Written exercise: Copy each line with the word "侵袭性B细胞淋巴瘤化疗后" in it.

· · · · ·

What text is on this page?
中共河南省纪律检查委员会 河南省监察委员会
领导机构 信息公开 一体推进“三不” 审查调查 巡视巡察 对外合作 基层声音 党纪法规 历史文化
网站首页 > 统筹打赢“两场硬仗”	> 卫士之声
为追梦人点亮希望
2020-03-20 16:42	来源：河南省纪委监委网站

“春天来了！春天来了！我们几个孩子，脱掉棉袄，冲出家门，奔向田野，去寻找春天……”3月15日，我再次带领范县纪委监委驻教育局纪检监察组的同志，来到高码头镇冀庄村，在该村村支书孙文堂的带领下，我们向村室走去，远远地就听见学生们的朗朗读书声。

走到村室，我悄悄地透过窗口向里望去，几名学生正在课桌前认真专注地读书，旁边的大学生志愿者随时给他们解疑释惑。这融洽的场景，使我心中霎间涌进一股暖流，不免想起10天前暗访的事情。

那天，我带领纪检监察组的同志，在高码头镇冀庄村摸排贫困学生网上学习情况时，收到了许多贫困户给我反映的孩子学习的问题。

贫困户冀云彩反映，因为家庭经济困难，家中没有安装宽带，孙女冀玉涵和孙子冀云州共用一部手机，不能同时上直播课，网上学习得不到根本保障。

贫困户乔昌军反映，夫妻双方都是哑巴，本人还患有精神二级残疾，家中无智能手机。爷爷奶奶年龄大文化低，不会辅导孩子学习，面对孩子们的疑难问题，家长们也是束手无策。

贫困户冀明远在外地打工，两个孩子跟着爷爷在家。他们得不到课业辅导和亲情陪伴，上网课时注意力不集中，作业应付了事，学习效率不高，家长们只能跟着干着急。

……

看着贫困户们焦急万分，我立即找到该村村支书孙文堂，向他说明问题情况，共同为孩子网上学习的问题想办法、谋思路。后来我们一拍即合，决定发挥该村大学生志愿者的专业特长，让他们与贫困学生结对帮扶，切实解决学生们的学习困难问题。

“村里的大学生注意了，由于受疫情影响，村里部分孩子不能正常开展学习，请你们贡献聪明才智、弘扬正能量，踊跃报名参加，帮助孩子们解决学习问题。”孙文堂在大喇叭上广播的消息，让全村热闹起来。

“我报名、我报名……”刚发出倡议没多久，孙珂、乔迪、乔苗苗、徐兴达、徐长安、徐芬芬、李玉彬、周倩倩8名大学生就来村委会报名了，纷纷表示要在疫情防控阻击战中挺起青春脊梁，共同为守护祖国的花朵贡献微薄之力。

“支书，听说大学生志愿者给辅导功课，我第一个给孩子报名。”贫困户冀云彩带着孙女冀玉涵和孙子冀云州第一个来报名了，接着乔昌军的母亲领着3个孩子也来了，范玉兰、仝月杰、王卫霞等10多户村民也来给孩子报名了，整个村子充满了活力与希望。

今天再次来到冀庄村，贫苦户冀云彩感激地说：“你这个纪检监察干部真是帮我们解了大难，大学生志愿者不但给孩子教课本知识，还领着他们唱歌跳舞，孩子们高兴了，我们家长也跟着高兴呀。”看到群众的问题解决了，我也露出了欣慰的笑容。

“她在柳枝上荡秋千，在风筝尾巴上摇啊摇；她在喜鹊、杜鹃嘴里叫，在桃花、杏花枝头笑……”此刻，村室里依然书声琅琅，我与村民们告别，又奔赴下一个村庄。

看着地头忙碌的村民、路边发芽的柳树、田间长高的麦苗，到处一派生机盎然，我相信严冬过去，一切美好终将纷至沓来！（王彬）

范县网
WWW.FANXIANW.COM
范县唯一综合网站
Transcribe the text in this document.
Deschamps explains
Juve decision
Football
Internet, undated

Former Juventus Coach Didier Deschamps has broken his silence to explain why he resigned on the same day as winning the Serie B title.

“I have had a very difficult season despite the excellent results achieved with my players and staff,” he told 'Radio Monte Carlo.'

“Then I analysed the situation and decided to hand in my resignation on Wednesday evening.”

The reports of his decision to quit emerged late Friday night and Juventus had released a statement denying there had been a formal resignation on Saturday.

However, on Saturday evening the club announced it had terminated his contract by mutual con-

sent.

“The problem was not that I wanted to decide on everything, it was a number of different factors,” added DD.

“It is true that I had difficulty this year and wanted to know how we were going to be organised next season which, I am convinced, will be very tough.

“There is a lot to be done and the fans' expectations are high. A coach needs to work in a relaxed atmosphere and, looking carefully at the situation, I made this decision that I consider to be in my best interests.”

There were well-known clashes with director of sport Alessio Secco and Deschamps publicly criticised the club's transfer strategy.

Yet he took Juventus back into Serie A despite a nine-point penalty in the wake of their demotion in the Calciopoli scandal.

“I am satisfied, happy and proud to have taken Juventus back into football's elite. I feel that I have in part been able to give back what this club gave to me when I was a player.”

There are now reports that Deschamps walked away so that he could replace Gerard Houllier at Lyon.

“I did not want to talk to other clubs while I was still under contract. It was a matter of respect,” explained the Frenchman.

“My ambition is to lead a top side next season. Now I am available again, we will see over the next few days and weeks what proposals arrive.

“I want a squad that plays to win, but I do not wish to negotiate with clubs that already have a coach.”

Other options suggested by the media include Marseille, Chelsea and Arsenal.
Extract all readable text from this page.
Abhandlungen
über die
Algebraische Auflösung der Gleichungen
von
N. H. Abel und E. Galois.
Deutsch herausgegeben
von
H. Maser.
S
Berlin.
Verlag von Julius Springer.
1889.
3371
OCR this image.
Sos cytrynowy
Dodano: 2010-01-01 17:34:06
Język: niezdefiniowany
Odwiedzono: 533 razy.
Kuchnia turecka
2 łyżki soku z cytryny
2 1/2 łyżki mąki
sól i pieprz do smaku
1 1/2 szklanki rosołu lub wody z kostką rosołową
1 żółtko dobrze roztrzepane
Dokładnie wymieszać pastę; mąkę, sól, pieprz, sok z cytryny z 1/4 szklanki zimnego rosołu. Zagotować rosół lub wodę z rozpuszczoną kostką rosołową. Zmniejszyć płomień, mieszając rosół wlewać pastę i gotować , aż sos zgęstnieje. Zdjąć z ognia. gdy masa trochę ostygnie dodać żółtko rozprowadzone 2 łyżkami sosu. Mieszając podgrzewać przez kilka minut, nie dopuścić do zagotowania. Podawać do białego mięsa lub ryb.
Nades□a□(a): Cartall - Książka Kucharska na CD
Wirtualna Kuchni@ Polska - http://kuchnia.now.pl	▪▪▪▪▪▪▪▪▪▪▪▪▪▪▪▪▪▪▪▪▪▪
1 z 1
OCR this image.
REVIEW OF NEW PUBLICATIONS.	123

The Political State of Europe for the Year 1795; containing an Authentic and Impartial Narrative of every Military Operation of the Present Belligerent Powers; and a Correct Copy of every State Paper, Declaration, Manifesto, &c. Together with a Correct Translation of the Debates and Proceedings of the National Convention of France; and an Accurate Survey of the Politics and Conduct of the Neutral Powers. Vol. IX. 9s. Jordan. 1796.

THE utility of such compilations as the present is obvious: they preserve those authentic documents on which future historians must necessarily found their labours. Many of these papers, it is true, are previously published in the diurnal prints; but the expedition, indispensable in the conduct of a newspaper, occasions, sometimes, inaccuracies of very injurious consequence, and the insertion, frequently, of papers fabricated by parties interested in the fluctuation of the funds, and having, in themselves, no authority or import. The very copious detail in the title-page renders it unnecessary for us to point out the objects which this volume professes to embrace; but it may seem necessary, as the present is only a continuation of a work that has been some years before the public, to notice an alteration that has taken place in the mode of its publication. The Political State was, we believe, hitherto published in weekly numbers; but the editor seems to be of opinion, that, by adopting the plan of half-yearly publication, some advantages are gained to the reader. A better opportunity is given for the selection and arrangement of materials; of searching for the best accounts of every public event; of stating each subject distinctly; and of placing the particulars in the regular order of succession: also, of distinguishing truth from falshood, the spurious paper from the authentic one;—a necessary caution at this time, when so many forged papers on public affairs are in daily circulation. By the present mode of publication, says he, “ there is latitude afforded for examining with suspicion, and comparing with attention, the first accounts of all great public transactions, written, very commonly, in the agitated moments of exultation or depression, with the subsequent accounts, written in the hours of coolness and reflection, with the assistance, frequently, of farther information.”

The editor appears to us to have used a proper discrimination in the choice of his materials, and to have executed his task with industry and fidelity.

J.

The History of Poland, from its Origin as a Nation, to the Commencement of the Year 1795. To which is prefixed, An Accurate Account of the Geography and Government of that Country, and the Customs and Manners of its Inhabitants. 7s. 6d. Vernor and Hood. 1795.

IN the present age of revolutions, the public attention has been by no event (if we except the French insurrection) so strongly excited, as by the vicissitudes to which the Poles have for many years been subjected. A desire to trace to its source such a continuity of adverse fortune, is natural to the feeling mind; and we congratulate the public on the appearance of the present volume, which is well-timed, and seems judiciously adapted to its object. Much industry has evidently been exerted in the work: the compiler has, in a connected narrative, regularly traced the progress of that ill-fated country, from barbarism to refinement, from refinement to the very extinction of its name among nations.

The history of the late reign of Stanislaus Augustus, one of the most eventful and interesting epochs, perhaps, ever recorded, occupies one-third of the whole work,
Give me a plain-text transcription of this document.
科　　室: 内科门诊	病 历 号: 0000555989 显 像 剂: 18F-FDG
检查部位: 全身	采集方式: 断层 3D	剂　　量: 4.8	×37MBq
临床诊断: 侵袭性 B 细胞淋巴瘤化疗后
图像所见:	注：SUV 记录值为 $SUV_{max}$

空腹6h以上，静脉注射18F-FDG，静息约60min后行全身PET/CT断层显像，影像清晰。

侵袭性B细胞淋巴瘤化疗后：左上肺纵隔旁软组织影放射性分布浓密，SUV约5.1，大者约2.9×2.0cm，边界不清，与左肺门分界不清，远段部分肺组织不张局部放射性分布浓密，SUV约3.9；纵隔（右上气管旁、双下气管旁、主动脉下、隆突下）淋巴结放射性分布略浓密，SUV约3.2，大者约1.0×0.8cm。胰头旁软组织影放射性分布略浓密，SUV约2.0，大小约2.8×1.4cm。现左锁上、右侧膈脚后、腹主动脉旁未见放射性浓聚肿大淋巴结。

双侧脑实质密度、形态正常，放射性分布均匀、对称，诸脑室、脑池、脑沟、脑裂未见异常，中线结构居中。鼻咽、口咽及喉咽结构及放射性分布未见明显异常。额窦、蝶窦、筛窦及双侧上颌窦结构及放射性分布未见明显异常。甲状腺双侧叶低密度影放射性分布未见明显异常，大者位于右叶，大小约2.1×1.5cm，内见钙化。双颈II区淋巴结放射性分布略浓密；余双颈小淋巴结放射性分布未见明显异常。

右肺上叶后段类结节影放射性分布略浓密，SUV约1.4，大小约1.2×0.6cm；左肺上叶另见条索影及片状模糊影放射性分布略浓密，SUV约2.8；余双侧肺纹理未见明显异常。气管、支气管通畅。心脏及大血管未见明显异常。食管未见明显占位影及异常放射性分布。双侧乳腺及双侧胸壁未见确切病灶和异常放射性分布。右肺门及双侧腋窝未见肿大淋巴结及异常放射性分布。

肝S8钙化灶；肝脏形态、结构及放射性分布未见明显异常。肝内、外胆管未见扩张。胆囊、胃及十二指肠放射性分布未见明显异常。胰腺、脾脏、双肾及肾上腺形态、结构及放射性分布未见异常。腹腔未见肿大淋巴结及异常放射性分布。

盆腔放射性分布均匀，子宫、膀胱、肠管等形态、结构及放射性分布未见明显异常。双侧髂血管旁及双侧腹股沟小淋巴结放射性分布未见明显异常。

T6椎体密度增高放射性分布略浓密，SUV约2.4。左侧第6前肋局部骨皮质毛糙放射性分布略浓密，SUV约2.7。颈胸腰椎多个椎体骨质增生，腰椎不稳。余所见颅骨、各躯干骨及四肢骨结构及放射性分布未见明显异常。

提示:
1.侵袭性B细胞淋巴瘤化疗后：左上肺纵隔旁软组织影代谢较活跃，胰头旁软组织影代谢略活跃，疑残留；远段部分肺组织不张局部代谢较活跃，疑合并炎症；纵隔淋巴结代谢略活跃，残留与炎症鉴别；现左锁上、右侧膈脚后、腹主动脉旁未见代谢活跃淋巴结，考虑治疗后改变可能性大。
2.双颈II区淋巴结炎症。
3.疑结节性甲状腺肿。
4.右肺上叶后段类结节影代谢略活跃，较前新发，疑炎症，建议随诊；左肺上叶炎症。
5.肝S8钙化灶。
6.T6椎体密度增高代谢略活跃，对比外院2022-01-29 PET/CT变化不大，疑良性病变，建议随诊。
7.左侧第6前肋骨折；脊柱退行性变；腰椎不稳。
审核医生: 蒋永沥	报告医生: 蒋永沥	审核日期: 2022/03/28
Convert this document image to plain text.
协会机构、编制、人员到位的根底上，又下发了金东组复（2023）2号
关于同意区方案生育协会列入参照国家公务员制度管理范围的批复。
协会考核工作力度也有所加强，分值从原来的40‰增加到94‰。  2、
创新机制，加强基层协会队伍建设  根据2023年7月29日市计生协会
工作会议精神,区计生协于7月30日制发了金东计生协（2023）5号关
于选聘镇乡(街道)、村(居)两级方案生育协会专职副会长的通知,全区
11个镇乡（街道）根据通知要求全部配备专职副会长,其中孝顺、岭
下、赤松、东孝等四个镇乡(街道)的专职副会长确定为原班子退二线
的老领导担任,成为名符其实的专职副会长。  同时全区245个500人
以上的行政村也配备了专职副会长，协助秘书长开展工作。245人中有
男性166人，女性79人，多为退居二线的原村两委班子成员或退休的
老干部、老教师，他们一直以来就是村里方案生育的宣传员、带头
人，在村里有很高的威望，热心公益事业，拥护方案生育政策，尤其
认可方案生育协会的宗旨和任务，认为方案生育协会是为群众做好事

· · · · ·

Output:
侵袭性B细胞淋巴瘤化疗后：左上肺纵隔旁软组织影放射性分布浓密，SUV约5.1，大者约2.9×2.0cm，边界不清，与左肺门分界不清，远段部分肺组织不张局部放射性分布浓密，SUV约3.9；纵隔（右上气管旁、双下气管旁、主动脉下、隆突下）淋巴结放射性分布略浓密，SUV约3.2，大者约1.0×0.8cm。胰头旁软组织影放射性分布略浓密，SUV约2.0，大小约2.8×1.4cm。现左锁上、右侧膈脚后、腹主动脉旁未见放射性浓聚肿大淋巴结。
1.侵袭性B细胞淋巴瘤化疗后：左上肺纵隔旁软组织影代谢较活跃，胰头旁软组织影代谢略活跃，疑残留；远段部分肺组织不张局部代谢较活跃，疑合并炎症；纵隔淋巴结代谢略活跃，残留与炎症鉴别；现左锁上、右侧膈脚后、腹主动脉旁未见代谢活跃淋巴结，考虑治疗后改变可能性大。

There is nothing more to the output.